TASK TO COMPLETE
Wherever the string "score" appears in the listing, copy that line.

***** ITEMS

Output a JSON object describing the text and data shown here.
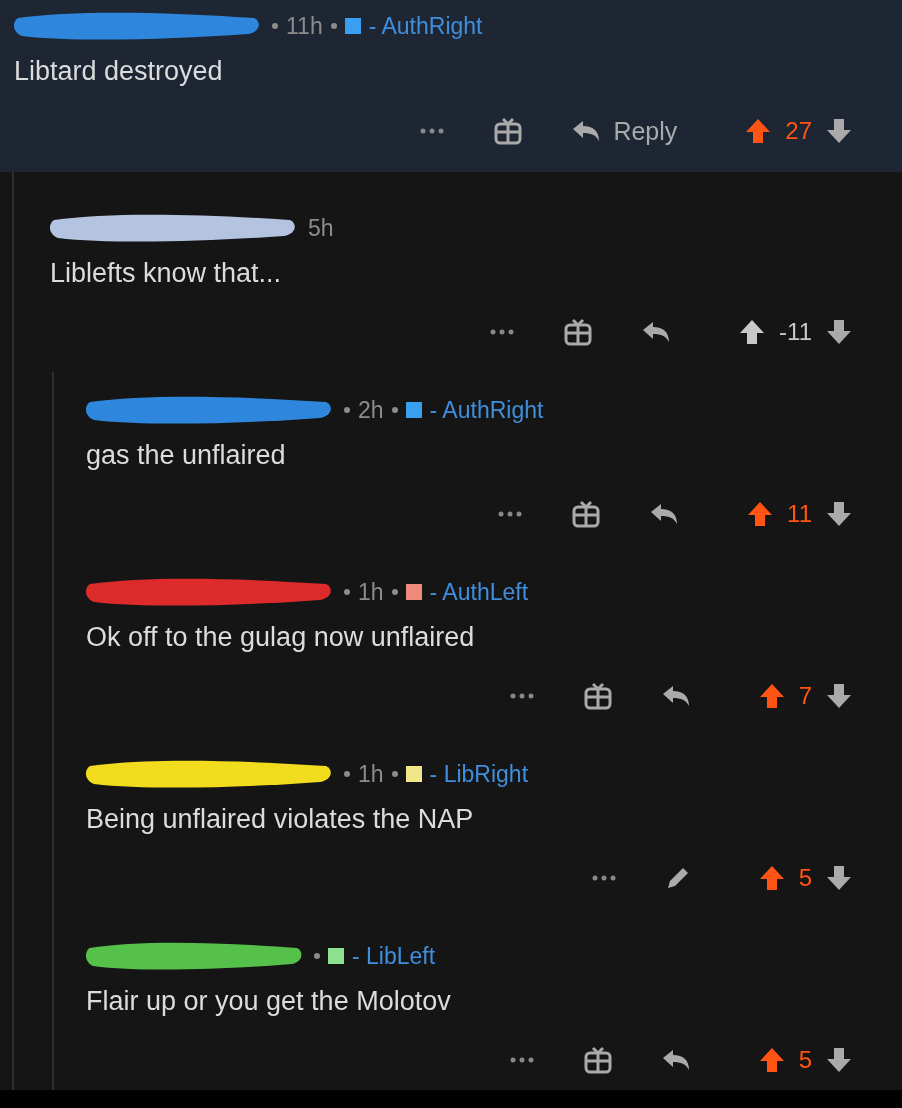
{
  "comments": [
    {
      "highlighted": true,
      "redaction": {
        "color": "#2f86dd"
      },
      "time": "11h",
      "flair": {
        "color": "#39a0f0",
        "text": "- AuthRight"
      },
      "body": "Libtard destroyed",
      "own": false,
      "reply_label": "Reply",
      "score": "27",
      "upvoted": true,
      "children": [
        {
          "highlighted": false,
          "redaction": {
            "color": "#b3c3e0"
          },
          "time": "5h",
          "body": "Liblefts know that...",
          "own": false,
          "score": "-11",
          "upvoted": false,
          "children": [
            {
              "highlighted": false,
              "redaction": {
                "color": "#2f86dd"
              },
              "time": "2h",
              "flair": {
                "color": "#39a0f0",
                "text": "- AuthRight"
              },
              "body": "gas the unflaired",
              "own": false,
              "score": "11",
              "upvoted": true
            },
            {
              "highlighted": false,
              "redaction": {
                "color": "#dd2a2a"
              },
              "time": "1h",
              "flair": {
                "color": "#f08a7a",
                "text": "- AuthLeft"
              },
              "body": "Ok off to the gulag now unflaired",
              "own": false,
              "score": "7",
              "upvoted": true
            },
            {
              "highlighted": false,
              "redaction": {
                "color": "#f2dc1e"
              },
              "time": "1h",
              "flair": {
                "color": "#f0e68a",
                "text": "- LibRight"
              },
              "body": "Being unflaired violates the NAP",
              "own": true,
              "score": "5",
              "upvoted": true
            },
            {
              "highlighted": false,
              "redaction": {
                "color": "#55c04a"
              },
              "flair": {
                "color": "#8fe08f",
                "text": "- LibLeft"
              },
              "body": "Flair up or you get the Molotov",
              "own": false,
              "score": "5",
              "upvoted": true
            }
          ]
        }
      ]
    }
  ]
}
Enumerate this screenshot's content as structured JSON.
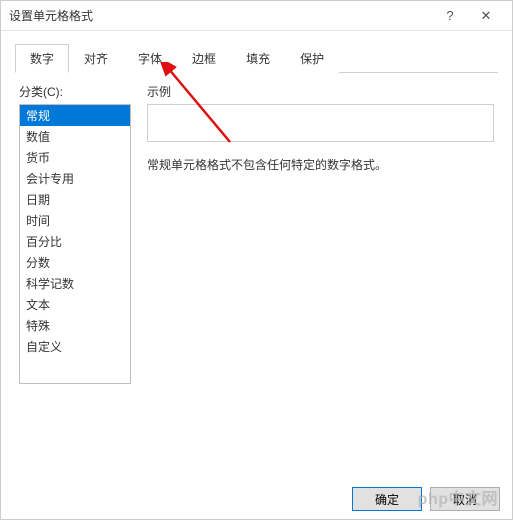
{
  "titlebar": {
    "title": "设置单元格格式",
    "help": "?",
    "close": "✕"
  },
  "tabs": [
    {
      "label": "数字",
      "active": true
    },
    {
      "label": "对齐",
      "active": false
    },
    {
      "label": "字体",
      "active": false
    },
    {
      "label": "边框",
      "active": false
    },
    {
      "label": "填充",
      "active": false
    },
    {
      "label": "保护",
      "active": false
    }
  ],
  "category": {
    "label": "分类(C):",
    "items": [
      {
        "label": "常规",
        "selected": true
      },
      {
        "label": "数值",
        "selected": false
      },
      {
        "label": "货币",
        "selected": false
      },
      {
        "label": "会计专用",
        "selected": false
      },
      {
        "label": "日期",
        "selected": false
      },
      {
        "label": "时间",
        "selected": false
      },
      {
        "label": "百分比",
        "selected": false
      },
      {
        "label": "分数",
        "selected": false
      },
      {
        "label": "科学记数",
        "selected": false
      },
      {
        "label": "文本",
        "selected": false
      },
      {
        "label": "特殊",
        "selected": false
      },
      {
        "label": "自定义",
        "selected": false
      }
    ]
  },
  "sample": {
    "label": "示例"
  },
  "description": "常规单元格格式不包含任何特定的数字格式。",
  "buttons": {
    "ok": "确定",
    "cancel": "取消"
  },
  "watermark": "php中文网",
  "chart_data": null
}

**********

SOLUTION
      "score": "27",
          "score": "-11",
              "score": "11",
              "score": "7",
              "score": "5",
              "score": "5",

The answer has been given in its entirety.